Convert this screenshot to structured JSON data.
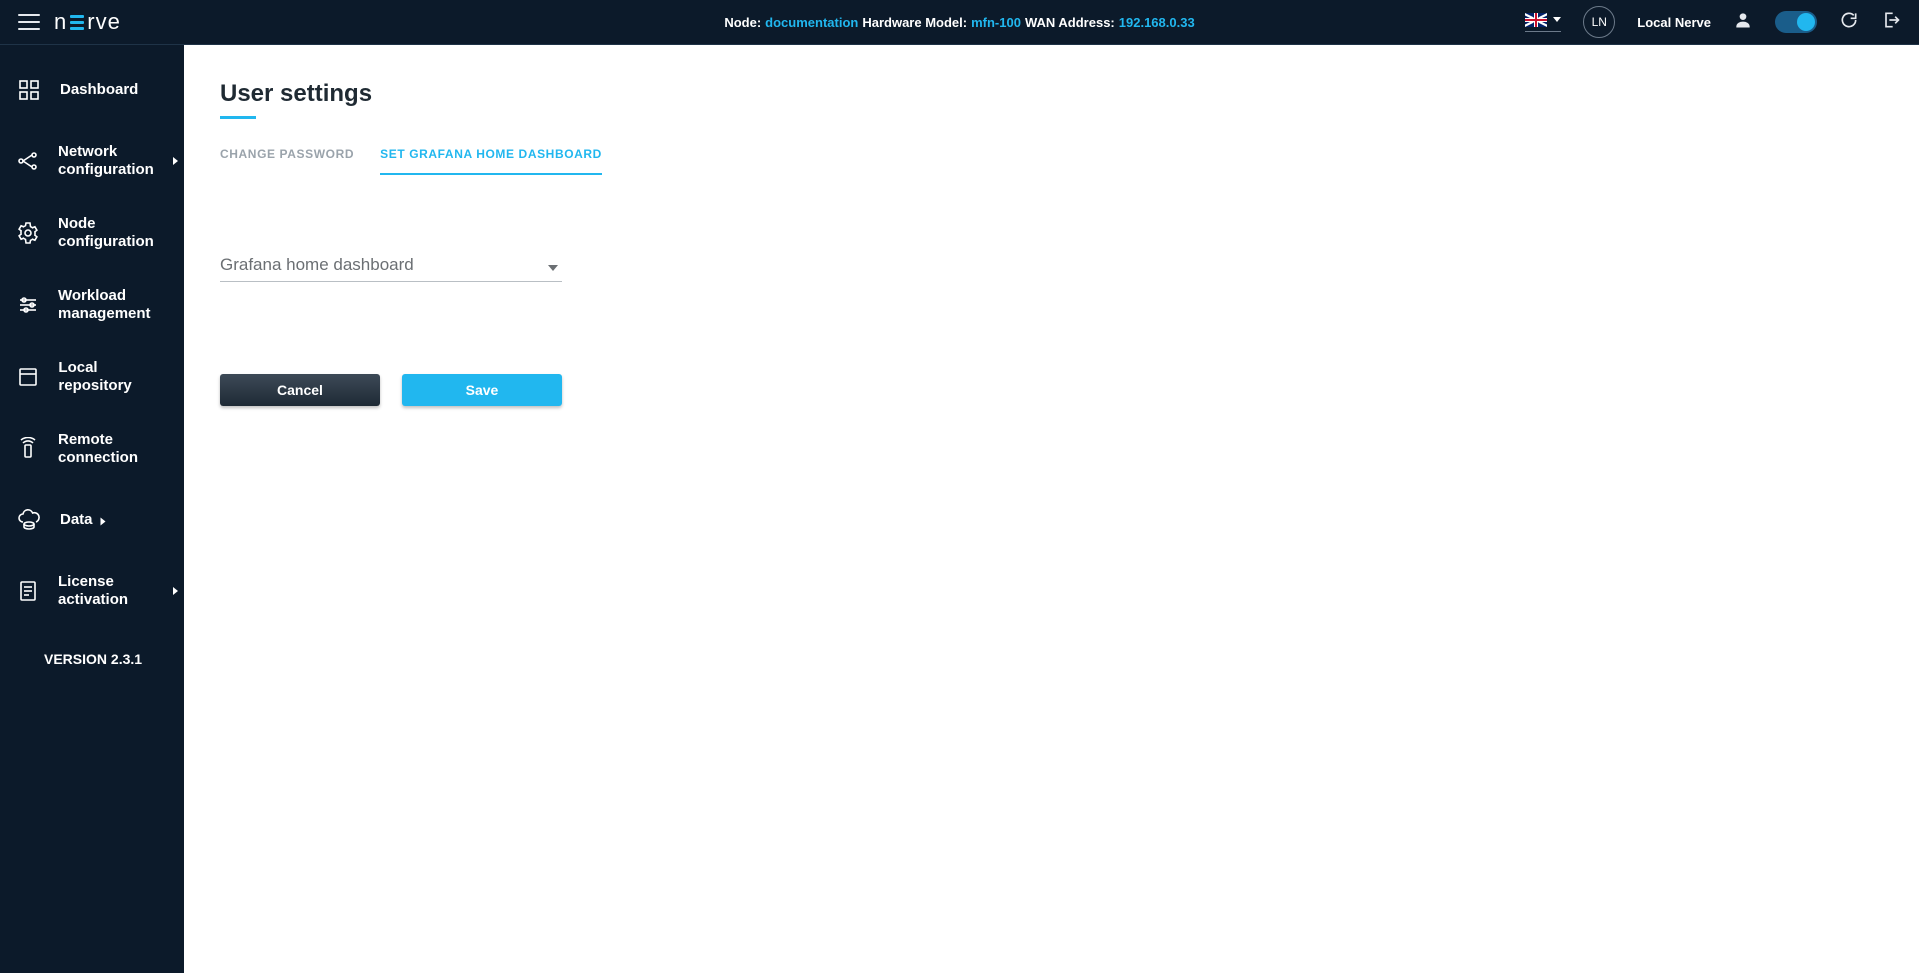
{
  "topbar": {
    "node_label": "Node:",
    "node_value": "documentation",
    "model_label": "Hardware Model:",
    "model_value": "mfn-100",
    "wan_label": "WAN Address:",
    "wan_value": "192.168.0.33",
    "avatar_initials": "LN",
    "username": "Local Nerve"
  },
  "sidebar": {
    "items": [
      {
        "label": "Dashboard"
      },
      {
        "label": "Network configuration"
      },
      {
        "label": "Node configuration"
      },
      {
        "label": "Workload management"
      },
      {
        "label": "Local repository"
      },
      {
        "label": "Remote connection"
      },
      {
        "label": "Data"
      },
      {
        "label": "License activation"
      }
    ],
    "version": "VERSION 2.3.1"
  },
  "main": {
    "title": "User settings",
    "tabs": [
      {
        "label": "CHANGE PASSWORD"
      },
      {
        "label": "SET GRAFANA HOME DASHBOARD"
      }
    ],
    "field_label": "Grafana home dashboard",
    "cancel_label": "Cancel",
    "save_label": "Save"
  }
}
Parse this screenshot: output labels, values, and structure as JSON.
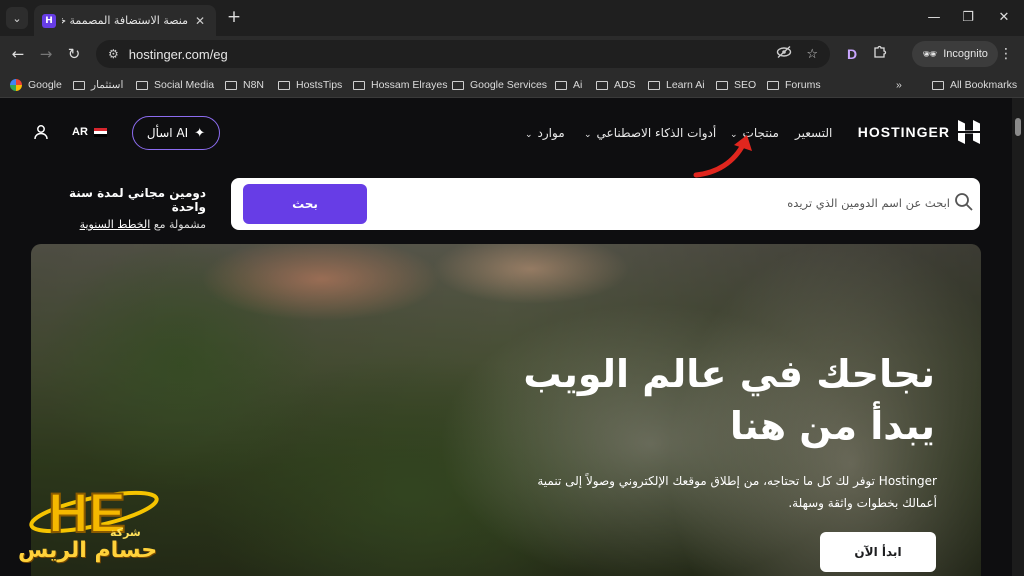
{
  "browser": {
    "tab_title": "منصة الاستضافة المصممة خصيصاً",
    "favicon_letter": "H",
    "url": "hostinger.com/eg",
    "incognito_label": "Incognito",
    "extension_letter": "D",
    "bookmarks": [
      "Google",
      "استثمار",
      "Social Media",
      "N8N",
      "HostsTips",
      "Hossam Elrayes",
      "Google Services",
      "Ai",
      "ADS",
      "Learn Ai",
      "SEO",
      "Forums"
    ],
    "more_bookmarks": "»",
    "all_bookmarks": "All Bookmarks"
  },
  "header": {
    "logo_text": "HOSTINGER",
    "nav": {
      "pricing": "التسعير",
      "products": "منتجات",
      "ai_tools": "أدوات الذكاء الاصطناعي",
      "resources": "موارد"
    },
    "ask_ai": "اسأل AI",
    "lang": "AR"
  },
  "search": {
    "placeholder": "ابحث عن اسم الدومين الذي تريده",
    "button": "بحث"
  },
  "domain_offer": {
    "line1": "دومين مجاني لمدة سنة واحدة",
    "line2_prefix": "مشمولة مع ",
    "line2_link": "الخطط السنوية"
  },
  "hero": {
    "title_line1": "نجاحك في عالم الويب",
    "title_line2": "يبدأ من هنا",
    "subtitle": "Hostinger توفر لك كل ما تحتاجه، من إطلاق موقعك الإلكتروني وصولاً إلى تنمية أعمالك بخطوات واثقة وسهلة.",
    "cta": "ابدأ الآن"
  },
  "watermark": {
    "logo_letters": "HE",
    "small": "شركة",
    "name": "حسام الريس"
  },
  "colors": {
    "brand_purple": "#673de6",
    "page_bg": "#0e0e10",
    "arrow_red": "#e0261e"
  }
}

EXERCISE:
Above are records to transcribe exactly; leave their pictures out.

ANSWER TO THE PROBLEM:
Convert this screenshot to structured JSON data.
{
  "topbar": {
    "node_label": "Node:",
    "node_value": "documentation",
    "model_label": "Hardware Model:",
    "model_value": "mfn-100",
    "wan_label": "WAN Address:",
    "wan_value": "192.168.0.33",
    "avatar_initials": "LN",
    "username": "Local Nerve"
  },
  "sidebar": {
    "items": [
      {
        "label": "Dashboard"
      },
      {
        "label": "Network configuration"
      },
      {
        "label": "Node configuration"
      },
      {
        "label": "Workload management"
      },
      {
        "label": "Local repository"
      },
      {
        "label": "Remote connection"
      },
      {
        "label": "Data"
      },
      {
        "label": "License activation"
      }
    ],
    "version": "VERSION 2.3.1"
  },
  "main": {
    "title": "User settings",
    "tabs": [
      {
        "label": "CHANGE PASSWORD"
      },
      {
        "label": "SET GRAFANA HOME DASHBOARD"
      }
    ],
    "field_label": "Grafana home dashboard",
    "cancel_label": "Cancel",
    "save_label": "Save"
  }
}
Parse this screenshot: output labels, values, and structure as JSON.
{
  "browser": {
    "tab_title": "منصة الاستضافة المصممة خصيصاً",
    "favicon_letter": "H",
    "url": "hostinger.com/eg",
    "incognito_label": "Incognito",
    "extension_letter": "D",
    "bookmarks": [
      "Google",
      "استثمار",
      "Social Media",
      "N8N",
      "HostsTips",
      "Hossam Elrayes",
      "Google Services",
      "Ai",
      "ADS",
      "Learn Ai",
      "SEO",
      "Forums"
    ],
    "more_bookmarks": "»",
    "all_bookmarks": "All Bookmarks"
  },
  "header": {
    "logo_text": "HOSTINGER",
    "nav": {
      "pricing": "التسعير",
      "products": "منتجات",
      "ai_tools": "أدوات الذكاء الاصطناعي",
      "resources": "موارد"
    },
    "ask_ai": "اسأل AI",
    "lang": "AR"
  },
  "search": {
    "placeholder": "ابحث عن اسم الدومين الذي تريده",
    "button": "بحث"
  },
  "domain_offer": {
    "line1": "دومين مجاني لمدة سنة واحدة",
    "line2_prefix": "مشمولة مع ",
    "line2_link": "الخطط السنوية"
  },
  "hero": {
    "title_line1": "نجاحك في عالم الويب",
    "title_line2": "يبدأ من هنا",
    "subtitle": "Hostinger توفر لك كل ما تحتاجه، من إطلاق موقعك الإلكتروني وصولاً إلى تنمية أعمالك بخطوات واثقة وسهلة.",
    "cta": "ابدأ الآن"
  },
  "watermark": {
    "logo_letters": "HE",
    "small": "شركة",
    "name": "حسام الريس"
  },
  "colors": {
    "brand_purple": "#673de6",
    "page_bg": "#0e0e10",
    "arrow_red": "#e0261e"
  }
}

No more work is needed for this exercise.